**PAGE:**
[start]
The ignoreReplicationForQuota parameter hides the data replication factor for both input and output quota commands. This parameter adjusts the values of quota commands according to the data replication factor. For example, if the data replication factor is 2, it means that for every block in the file, there are effectively 2 blocks being used. For a file of 1 MB, internally 2 MB is allocated. But for the end user, the file size must use 1MB of quota. Without the ignoreReplicationForQuota attribute, the quota management reports the file size as 2 MB.

Similarly, quota command inputs are also adjusted with the replication factor. For example, a 1 GB quota limits the overall sum of file sizes to 1 GB, even though internally, the data block usage is 2 GB because of the replication factor.

In a multi-cluster environment, the ignoreReplicationForQuota parameter must be configured on the home cluster that is the cluster which owns the file system. The configuration for this parameter is managed by the quota manager of the home cluster.

ignoreReplicationOnStatfs
Specifies whether df command output on GPFS file system ignores data replication factor. Valid values are yes or no. The default value is no.

The ignoreReplicationOnStatfs parameter ignores the replication factor and helps to report only the actual file size when a df command is used. For example, if the data replication factor is 2, it means that for every block in the file, there are effectively 2 blocks being used. For a file of 1 MB, internally 2 MB is allocated. But for the end user, the file size must use 1MB of quota. Without the ignoreReplicationOnStatfs attribute, the df command reports the file size as 2 MB.

In a multi-cluster environment, the ignoreReplicationOnStatfs parameter must be configured on the cluster from where the command is issued.

linuxStatfsUnits={posix | subblock | fullblock}
Controls the values that are returned by the Linux functions statfs and statvfs for f_bsize, f_rsize, f_blocks, and f_bfree:
Table 3. Values returned by statvfs or statfs for different settings of linuxStatfsUnits
linuxStatfsUnits f_bsize f_frsize f_blocks f_bfree
posix Block size Subblock size Units of subblocks Units of subblocks
subblock Subblock size Subblock size Units of subblocks Units of subblocks
fullblock Block size Block size Units of blocks Units of blocks
posix
Returns the correct values as they are specified by POSIX for statvfs. This setting might break Linux applications that are written for an earlier version of the statfs function and that incorrectly assume that file system capacity (f_blocks) and free space (f_bfree) are reported in units given by f_bsize rather than f_frsize.
[end]
Element box records
[start]
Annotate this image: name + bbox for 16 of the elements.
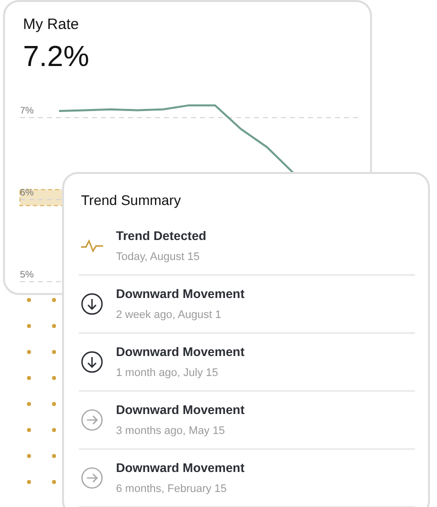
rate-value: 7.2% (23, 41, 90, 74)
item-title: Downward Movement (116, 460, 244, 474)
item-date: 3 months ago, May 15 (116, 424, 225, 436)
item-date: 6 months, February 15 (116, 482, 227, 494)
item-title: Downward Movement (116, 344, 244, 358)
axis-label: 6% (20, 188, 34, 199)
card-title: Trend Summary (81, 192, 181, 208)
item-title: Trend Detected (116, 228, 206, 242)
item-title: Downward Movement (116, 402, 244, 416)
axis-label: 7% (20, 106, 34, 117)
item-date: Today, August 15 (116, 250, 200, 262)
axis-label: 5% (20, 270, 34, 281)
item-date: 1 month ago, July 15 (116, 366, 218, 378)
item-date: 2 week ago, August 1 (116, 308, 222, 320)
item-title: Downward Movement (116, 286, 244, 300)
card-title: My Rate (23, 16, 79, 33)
[end]
[start]
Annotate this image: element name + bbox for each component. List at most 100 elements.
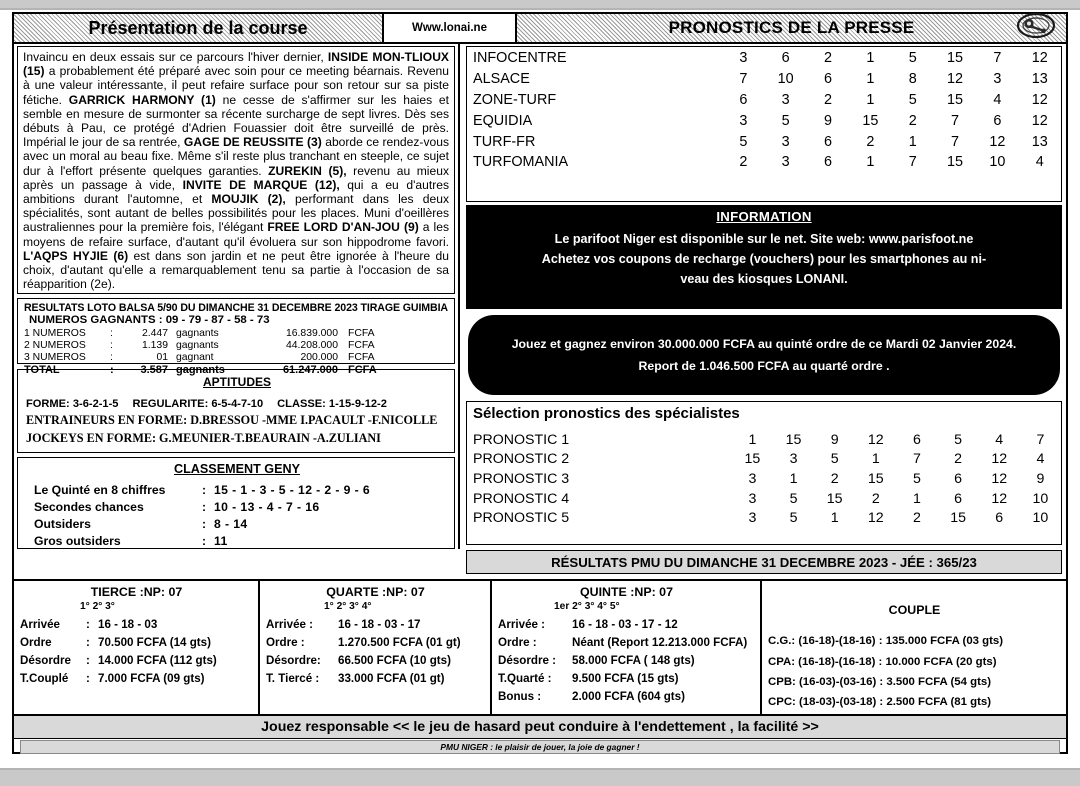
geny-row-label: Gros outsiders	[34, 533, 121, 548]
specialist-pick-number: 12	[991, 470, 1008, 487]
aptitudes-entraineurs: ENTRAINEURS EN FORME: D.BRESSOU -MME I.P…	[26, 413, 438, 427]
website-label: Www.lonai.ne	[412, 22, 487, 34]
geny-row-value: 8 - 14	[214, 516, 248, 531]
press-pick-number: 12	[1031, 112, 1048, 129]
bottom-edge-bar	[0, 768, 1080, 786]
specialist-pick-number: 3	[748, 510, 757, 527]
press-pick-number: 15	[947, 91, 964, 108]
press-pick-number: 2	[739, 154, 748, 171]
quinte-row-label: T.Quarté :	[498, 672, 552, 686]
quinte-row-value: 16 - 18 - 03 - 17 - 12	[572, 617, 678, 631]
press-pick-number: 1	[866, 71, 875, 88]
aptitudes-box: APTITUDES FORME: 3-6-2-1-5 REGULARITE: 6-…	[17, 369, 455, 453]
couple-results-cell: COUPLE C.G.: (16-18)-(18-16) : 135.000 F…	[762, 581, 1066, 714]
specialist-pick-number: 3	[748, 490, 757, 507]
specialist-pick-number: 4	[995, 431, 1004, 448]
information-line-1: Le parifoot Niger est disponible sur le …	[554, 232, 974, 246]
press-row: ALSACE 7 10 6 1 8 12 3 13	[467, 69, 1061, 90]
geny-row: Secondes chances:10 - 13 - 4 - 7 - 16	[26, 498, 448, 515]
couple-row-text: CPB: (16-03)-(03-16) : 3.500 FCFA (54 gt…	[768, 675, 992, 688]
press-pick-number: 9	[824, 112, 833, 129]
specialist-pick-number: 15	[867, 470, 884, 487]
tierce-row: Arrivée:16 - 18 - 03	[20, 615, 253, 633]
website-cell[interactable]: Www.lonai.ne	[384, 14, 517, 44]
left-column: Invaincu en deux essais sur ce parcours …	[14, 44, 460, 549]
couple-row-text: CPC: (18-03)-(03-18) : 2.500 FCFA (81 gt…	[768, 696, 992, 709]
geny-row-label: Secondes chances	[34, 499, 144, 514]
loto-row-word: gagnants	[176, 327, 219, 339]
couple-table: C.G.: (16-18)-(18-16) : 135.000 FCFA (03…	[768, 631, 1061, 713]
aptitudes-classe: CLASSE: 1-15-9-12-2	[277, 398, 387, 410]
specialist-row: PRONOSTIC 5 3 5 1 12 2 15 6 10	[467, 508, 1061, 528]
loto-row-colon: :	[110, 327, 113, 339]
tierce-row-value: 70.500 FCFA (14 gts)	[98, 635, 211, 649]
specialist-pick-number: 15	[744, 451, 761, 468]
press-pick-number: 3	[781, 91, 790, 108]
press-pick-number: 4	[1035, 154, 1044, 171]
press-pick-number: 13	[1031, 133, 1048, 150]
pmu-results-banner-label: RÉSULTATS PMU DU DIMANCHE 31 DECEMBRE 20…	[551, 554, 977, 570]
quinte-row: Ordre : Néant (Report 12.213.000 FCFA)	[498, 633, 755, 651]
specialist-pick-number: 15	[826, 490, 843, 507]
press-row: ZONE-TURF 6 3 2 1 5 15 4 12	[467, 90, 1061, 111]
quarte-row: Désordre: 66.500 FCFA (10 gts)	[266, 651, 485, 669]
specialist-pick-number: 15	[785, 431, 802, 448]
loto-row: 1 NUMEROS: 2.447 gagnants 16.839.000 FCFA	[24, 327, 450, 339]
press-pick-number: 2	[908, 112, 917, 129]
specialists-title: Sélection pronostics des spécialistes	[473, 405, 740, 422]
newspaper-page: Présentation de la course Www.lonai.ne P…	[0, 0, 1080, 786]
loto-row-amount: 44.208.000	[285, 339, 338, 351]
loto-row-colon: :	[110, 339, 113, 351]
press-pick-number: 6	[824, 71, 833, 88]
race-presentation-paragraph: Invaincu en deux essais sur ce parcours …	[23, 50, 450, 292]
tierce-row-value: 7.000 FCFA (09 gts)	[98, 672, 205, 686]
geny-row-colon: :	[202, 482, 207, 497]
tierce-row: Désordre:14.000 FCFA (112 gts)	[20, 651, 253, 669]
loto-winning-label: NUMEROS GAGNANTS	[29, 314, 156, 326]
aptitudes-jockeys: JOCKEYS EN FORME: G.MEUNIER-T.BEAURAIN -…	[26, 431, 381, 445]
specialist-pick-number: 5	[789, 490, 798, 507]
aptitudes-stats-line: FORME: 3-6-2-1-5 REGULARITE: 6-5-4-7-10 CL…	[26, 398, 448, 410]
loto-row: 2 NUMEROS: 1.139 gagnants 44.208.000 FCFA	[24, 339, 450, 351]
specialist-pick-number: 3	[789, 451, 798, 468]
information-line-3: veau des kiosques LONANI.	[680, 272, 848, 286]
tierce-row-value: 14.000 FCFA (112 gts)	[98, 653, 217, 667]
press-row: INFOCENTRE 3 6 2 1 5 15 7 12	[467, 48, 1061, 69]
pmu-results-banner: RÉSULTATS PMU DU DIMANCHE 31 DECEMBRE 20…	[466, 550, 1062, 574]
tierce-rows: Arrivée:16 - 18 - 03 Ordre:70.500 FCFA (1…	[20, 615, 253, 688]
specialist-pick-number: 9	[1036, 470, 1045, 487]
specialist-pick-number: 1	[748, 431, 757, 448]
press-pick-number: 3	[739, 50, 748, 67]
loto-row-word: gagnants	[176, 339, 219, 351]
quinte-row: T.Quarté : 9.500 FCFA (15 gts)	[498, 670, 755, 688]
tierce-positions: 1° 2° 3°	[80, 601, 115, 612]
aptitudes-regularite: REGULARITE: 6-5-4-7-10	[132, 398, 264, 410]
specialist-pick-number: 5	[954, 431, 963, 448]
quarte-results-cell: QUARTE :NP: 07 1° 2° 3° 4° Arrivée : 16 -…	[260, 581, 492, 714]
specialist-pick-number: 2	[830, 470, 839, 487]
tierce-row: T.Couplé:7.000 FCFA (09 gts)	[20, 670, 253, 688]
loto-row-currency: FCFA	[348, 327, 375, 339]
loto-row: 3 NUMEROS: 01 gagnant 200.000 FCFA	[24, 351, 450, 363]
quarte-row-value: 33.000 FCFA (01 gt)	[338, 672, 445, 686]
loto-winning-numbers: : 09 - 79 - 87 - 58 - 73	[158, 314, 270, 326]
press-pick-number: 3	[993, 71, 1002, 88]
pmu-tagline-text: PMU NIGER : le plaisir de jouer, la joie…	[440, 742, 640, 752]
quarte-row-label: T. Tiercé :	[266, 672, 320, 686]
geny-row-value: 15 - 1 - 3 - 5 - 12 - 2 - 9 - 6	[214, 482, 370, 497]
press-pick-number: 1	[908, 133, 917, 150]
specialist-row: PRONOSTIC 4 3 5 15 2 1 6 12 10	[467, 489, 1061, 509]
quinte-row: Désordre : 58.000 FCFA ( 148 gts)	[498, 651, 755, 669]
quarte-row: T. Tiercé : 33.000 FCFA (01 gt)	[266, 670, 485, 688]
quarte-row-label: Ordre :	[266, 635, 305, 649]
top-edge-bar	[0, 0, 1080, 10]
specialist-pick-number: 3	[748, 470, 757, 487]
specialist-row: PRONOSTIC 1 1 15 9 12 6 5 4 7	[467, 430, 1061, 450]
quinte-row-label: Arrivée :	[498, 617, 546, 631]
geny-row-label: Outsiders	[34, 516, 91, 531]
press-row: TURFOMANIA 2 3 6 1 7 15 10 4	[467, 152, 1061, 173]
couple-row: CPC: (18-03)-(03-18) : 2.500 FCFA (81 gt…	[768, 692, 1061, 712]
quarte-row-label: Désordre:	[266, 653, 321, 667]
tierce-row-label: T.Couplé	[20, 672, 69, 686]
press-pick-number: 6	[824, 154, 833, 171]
[end]
[start]
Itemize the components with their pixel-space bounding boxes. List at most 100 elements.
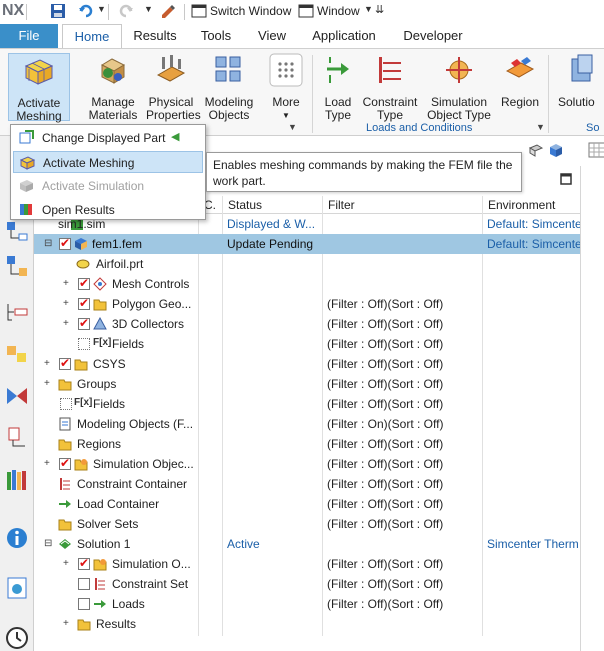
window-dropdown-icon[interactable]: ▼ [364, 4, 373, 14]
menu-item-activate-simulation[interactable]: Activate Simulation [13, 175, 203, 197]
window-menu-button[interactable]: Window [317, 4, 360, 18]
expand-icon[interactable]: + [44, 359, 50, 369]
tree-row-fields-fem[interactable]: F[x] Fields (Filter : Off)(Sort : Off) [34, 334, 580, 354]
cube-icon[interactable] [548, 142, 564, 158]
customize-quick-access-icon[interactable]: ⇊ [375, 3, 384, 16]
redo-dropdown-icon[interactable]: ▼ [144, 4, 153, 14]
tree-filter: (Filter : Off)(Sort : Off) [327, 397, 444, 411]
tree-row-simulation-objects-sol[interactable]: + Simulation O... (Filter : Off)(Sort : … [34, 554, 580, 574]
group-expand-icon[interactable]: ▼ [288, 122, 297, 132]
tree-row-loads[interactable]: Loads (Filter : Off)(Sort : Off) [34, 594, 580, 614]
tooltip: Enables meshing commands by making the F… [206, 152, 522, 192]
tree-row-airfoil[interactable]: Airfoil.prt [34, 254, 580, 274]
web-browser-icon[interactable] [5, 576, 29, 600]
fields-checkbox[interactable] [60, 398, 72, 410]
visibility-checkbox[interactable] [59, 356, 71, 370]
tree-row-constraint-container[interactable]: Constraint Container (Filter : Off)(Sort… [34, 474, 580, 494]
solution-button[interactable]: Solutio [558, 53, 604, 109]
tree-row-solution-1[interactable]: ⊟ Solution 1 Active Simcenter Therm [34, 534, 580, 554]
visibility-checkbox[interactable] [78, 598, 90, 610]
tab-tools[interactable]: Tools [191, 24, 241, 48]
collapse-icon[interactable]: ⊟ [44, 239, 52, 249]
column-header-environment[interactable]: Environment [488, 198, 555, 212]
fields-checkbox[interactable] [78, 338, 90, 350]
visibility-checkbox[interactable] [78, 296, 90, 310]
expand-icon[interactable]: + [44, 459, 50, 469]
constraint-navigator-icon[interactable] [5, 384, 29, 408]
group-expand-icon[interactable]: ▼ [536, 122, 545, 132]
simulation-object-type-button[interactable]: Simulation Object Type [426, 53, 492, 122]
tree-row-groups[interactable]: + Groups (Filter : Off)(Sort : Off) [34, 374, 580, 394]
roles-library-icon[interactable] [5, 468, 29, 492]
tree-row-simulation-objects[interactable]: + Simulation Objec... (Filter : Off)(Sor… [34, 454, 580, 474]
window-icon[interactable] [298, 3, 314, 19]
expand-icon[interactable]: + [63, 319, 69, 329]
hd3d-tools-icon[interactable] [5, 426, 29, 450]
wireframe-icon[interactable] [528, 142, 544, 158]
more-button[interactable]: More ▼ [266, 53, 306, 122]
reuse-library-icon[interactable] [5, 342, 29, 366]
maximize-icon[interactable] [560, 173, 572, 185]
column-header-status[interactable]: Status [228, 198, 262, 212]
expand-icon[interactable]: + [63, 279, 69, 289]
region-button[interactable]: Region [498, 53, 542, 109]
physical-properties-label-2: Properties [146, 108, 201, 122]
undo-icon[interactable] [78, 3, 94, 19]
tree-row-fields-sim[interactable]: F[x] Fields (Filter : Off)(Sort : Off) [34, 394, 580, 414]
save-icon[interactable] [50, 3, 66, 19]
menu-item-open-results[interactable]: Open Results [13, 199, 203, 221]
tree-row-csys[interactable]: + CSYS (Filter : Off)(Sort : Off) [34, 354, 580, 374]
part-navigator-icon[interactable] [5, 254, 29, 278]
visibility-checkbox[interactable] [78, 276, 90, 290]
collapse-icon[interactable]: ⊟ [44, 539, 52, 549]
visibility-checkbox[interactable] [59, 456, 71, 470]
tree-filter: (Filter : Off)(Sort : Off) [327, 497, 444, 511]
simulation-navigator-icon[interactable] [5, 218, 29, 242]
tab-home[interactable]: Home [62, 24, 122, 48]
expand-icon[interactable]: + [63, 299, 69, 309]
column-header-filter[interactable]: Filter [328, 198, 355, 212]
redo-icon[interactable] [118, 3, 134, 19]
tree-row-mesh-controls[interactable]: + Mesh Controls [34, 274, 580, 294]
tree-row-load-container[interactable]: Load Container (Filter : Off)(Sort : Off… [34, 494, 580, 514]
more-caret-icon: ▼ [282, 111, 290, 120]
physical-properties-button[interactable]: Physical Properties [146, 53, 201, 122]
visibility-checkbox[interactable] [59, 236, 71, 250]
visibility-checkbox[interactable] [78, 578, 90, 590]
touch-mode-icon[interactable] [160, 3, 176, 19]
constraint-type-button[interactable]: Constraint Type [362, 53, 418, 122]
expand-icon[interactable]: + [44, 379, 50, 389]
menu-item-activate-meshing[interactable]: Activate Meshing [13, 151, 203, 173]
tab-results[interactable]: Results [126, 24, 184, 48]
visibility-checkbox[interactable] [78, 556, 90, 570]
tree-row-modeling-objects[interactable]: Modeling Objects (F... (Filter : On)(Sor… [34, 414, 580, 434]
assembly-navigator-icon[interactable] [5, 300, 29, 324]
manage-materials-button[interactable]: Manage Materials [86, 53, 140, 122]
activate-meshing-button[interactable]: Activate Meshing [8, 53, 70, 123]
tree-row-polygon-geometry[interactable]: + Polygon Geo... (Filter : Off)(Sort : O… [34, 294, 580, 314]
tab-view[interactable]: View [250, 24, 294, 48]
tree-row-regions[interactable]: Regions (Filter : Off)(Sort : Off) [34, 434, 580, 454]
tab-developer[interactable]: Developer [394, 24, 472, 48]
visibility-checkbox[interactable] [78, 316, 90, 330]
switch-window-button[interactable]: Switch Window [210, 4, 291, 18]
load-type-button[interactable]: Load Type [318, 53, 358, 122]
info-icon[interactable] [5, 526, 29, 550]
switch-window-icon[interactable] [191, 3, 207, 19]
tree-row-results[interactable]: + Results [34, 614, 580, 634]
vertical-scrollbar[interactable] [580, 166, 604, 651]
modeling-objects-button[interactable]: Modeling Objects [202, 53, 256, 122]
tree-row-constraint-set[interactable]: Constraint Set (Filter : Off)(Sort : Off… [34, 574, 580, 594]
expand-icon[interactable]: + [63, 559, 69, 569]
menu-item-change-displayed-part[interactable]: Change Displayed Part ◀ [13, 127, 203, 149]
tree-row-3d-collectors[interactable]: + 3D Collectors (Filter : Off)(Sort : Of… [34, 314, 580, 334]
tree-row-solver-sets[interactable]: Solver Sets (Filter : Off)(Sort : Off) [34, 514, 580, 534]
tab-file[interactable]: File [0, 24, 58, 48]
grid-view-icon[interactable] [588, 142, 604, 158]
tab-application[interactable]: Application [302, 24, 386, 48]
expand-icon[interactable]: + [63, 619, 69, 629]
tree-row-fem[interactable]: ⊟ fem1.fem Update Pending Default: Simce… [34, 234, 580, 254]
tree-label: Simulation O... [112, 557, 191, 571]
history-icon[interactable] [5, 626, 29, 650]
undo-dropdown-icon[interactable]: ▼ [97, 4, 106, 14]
[end]
**STATED GOAL 1:** From the GPFS settings text, return the passage from "Similarly, quota command" up to and including "of the replication factor.".
**STATED GOAL 2:** In the GPFS settings text, where must the ignoreReplicationOnStatfs parameter be configured in a multi-cluster environment?

**PROBLEM SOLUTION 1:**
Similarly, quota command inputs are also adjusted with the replication factor. For example, a 1 GB quota limits the overall sum of file sizes to 1 GB, even though internally, the data block usage is 2 GB because of the replication factor.

**PROBLEM SOLUTION 2:** On the cluster from where the command is issued.